In the entries below, find every line with "الانتباه" and copy it.

--- begin MATERIAL SHOWN ---

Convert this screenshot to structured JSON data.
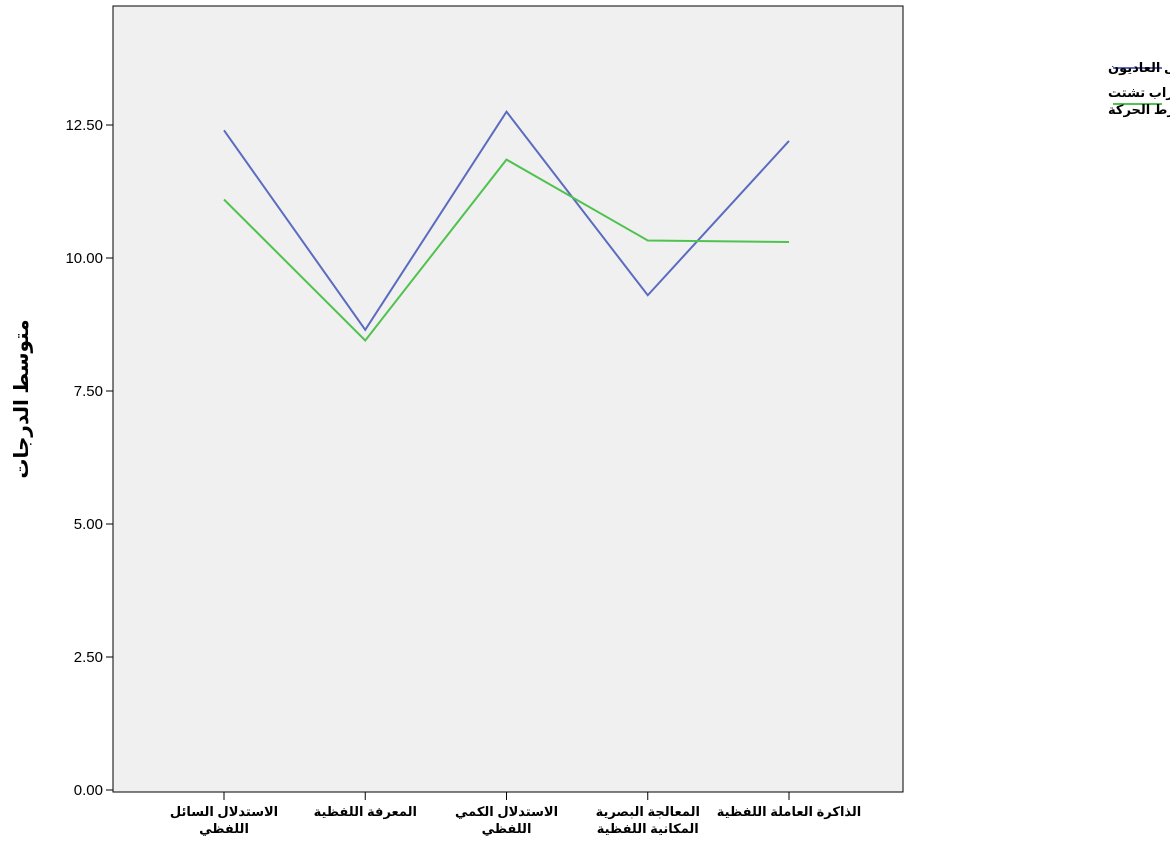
{
  "chart_data": {
    "type": "line",
    "title": "",
    "xlabel": "",
    "ylabel": "متوسط الدرجات",
    "categories": [
      [
        "الاستدلال السائل",
        "اللفظي"
      ],
      [
        "المعرفة اللفظية"
      ],
      [
        "الاستدلال الكمي",
        "اللفظي"
      ],
      [
        "المعالجة البصرية",
        "المكانية اللفظية"
      ],
      [
        "الذاكرة العاملة اللفظية"
      ]
    ],
    "series": [
      {
        "name": "الأطفال العاديون",
        "color": "#5b6bbf",
        "values": [
          12.4,
          8.65,
          12.75,
          9.3,
          12.2
        ]
      },
      {
        "name": "الأطفال ذوي اضطراب تشتت الانتباه وفرط الحركة",
        "color": "#4fc24f",
        "values": [
          11.1,
          8.45,
          11.85,
          10.33,
          10.3
        ]
      }
    ],
    "legend": {
      "position": "top-right",
      "entries": [
        [
          "الأطفال العاديون"
        ],
        [
          "الأطفال ذوي اضطراب تشتت",
          "الانتباه وفرط الحركة"
        ]
      ]
    },
    "yticks": [
      "0.00",
      "2.50",
      "5.00",
      "7.50",
      "10.00",
      "12.50"
    ],
    "ylim": [
      0,
      15
    ],
    "grid": false
  }
}
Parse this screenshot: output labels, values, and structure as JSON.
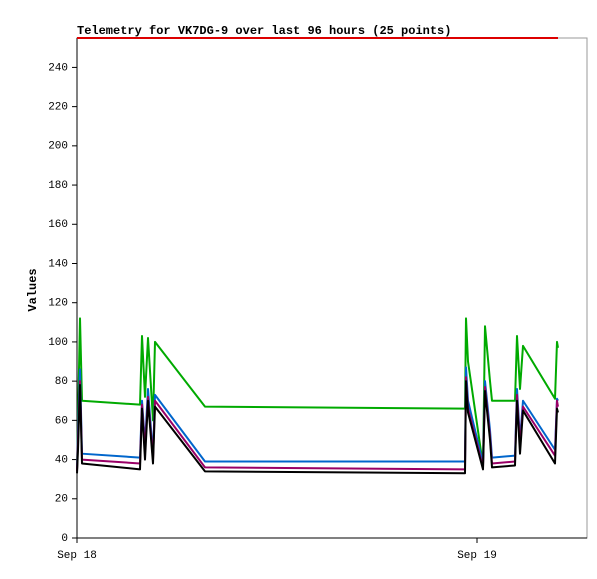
{
  "chart_data": {
    "type": "line",
    "title": "Telemetry for VK7DG-9 over last 96 hours (25 points)",
    "y_label": "Values",
    "x": [
      0,
      0.06,
      0.18,
      0.3,
      3.78,
      3.9,
      4.08,
      4.26,
      4.56,
      4.68,
      7.68,
      23.28,
      23.34,
      23.46,
      24.36,
      24.48,
      24.78,
      24.9,
      26.28,
      26.4,
      26.58,
      26.76,
      28.68,
      28.8,
      28.86
    ],
    "series": [
      {
        "color": "#00aa00",
        "values": [
          35,
          60,
          112,
          70,
          68,
          103,
          72,
          102,
          60,
          100,
          67,
          66,
          112,
          90,
          37,
          108,
          80,
          70,
          70,
          103,
          76,
          98,
          71,
          100,
          97
        ]
      },
      {
        "color": "#0066cc",
        "values": [
          35,
          55,
          86,
          43,
          41,
          70,
          48,
          76,
          42,
          73,
          39,
          39,
          87,
          70,
          38,
          80,
          55,
          41,
          42,
          76,
          50,
          70,
          45,
          71,
          70
        ]
      },
      {
        "color": "#990066",
        "values": [
          34,
          50,
          80,
          40,
          38,
          68,
          45,
          72,
          40,
          70,
          36,
          35,
          82,
          66,
          36,
          77,
          52,
          38,
          39,
          73,
          47,
          67,
          42,
          70,
          67
        ]
      },
      {
        "color": "#000000",
        "values": [
          33,
          45,
          78,
          38,
          35,
          66,
          40,
          70,
          38,
          67,
          34,
          33,
          80,
          64,
          35,
          75,
          50,
          36,
          37,
          70,
          43,
          65,
          38,
          66,
          64
        ]
      },
      {
        "color": "#dd0000",
        "values": [
          255,
          255,
          255,
          255,
          255,
          255,
          255,
          255,
          255,
          255,
          255,
          255,
          255,
          255,
          255,
          255,
          255,
          255,
          255,
          255,
          255,
          255,
          255,
          255,
          255
        ]
      }
    ],
    "xlim": [
      0,
      30.6
    ],
    "xticks": [
      {
        "value": 0,
        "label": "Sep 18"
      },
      {
        "value": 24,
        "label": "Sep 19"
      }
    ],
    "ylim": [
      0,
      255
    ],
    "yticks": [
      0,
      20,
      40,
      60,
      80,
      100,
      120,
      140,
      160,
      180,
      200,
      220,
      240
    ]
  }
}
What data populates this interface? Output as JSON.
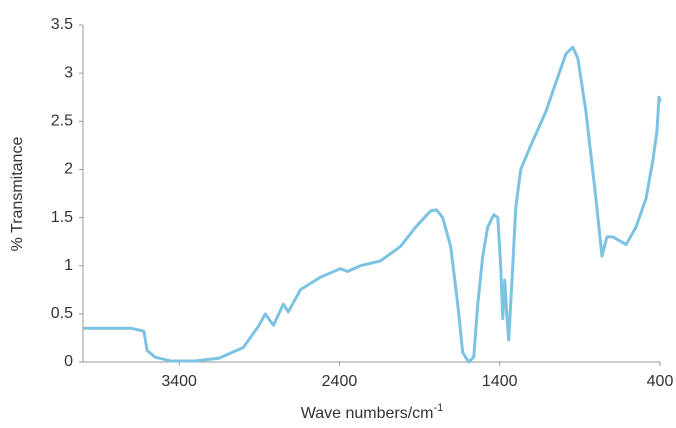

--- end MATERIAL SHOWN ---

RESULT:
        "name": "الأطفال ذوي اضطراب تشتت الانتباه وفرط الحركة",
          "الانتباه وفرط الحركة"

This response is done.